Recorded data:

- - -

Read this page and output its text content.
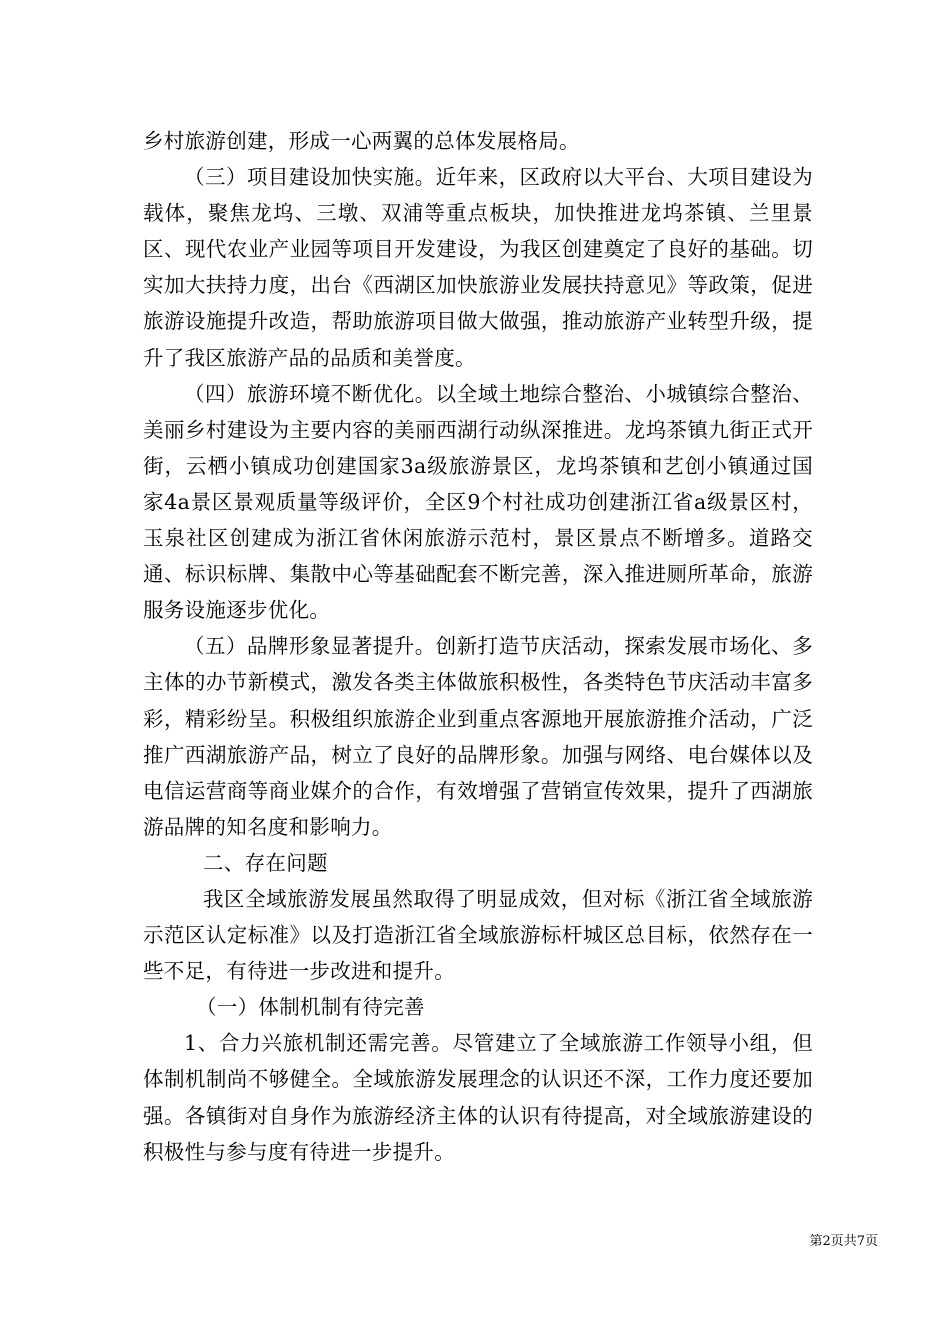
乡村旅游创建，形成一心两翼的总体发展格局。

（三）项目建设加快实施。近年来，区政府以大平台、大项目建设为载体，聚焦龙坞、三墩、双浦等重点板块，加快推进龙坞茶镇、兰里景区、现代农业产业园等项目开发建设，为我区创建奠定了良好的基础。切实加大扶持力度，出台《西湖区加快旅游业发展扶持意见》等政策，促进旅游设施提升改造，帮助旅游项目做大做强，推动旅游产业转型升级，提升了我区旅游产品的品质和美誉度。

（四）旅游环境不断优化。以全域土地综合整治、小城镇综合整治、美丽乡村建设为主要内容的美丽西湖行动纵深推进。龙坞茶镇九街正式开街，云栖小镇成功创建国家3a级旅游景区，龙坞茶镇和艺创小镇通过国家4a景区景观质量等级评价，全区9个村社成功创建浙江省a级景区村，玉泉社区创建成为浙江省休闲旅游示范村，景区景点不断增多。道路交通、标识标牌、集散中心等基础配套不断完善，深入推进厕所革命，旅游服务设施逐步优化。

（五）品牌形象显著提升。创新打造节庆活动，探索发展市场化、多主体的办节新模式，激发各类主体做旅积极性，各类特色节庆活动丰富多彩，精彩纷呈。积极组织旅游企业到重点客源地开展旅游推介活动，广泛推广西湖旅游产品，树立了良好的品牌形象。加强与网络、电台媒体以及电信运营商等商业媒介的合作，有效增强了营销宣传效果，提升了西湖旅游品牌的知名度和影响力。

二、存在问题

我区全域旅游发展虽然取得了明显成效，但对标《浙江省全域旅游示范区认定标准》以及打造浙江省全域旅游标杆城区总目标，依然存在一些不足，有待进一步改进和提升。

（一）体制机制有待完善

1、合力兴旅机制还需完善。尽管建立了全域旅游工作领导小组，但体制机制尚不够健全。全域旅游发展理念的认识还不深，工作力度还要加强。各镇街对自身作为旅游经济主体的认识有待提高，对全域旅游建设的积极性与参与度有待进一步提升。

第2页共7页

- - -

Reproduce the records verbatim, omitting all images they contain.

Read this page and output its text content.
乡村旅游创建，形成一心两翼的总体发展格局。

（三）项目建设加快实施。近年来，区政府以大平台、大项目建设为载体，聚焦龙坞、三墩、双浦等重点板块，加快推进龙坞茶镇、兰里景区、现代农业产业园等项目开发建设，为我区创建奠定了良好的基础。切实加大扶持力度，出台《西湖区加快旅游业发展扶持意见》等政策，促进旅游设施提升改造，帮助旅游项目做大做强，推动旅游产业转型升级，提升了我区旅游产品的品质和美誉度。

（四）旅游环境不断优化。以全域土地综合整治、小城镇综合整治、美丽乡村建设为主要内容的美丽西湖行动纵深推进。龙坞茶镇九街正式开街，云栖小镇成功创建国家3a级旅游景区，龙坞茶镇和艺创小镇通过国家4a景区景观质量等级评价，全区9个村社成功创建浙江省a级景区村，玉泉社区创建成为浙江省休闲旅游示范村，景区景点不断增多。道路交通、标识标牌、集散中心等基础配套不断完善，深入推进厕所革命，旅游服务设施逐步优化。

（五）品牌形象显著提升。创新打造节庆活动，探索发展市场化、多主体的办节新模式，激发各类主体做旅积极性，各类特色节庆活动丰富多彩，精彩纷呈。积极组织旅游企业到重点客源地开展旅游推介活动，广泛推广西湖旅游产品，树立了良好的品牌形象。加强与网络、电台媒体以及电信运营商等商业媒介的合作，有效增强了营销宣传效果，提升了西湖旅游品牌的知名度和影响力。

二、存在问题

我区全域旅游发展虽然取得了明显成效，但对标《浙江省全域旅游示范区认定标准》以及打造浙江省全域旅游标杆城区总目标，依然存在一些不足，有待进一步改进和提升。

（一）体制机制有待完善

1、合力兴旅机制还需完善。尽管建立了全域旅游工作领导小组，但体制机制尚不够健全。全域旅游发展理念的认识还不深，工作力度还要加强。各镇街对自身作为旅游经济主体的认识有待提高，对全域旅游建设的积极性与参与度有待进一步提升。

第2页共7页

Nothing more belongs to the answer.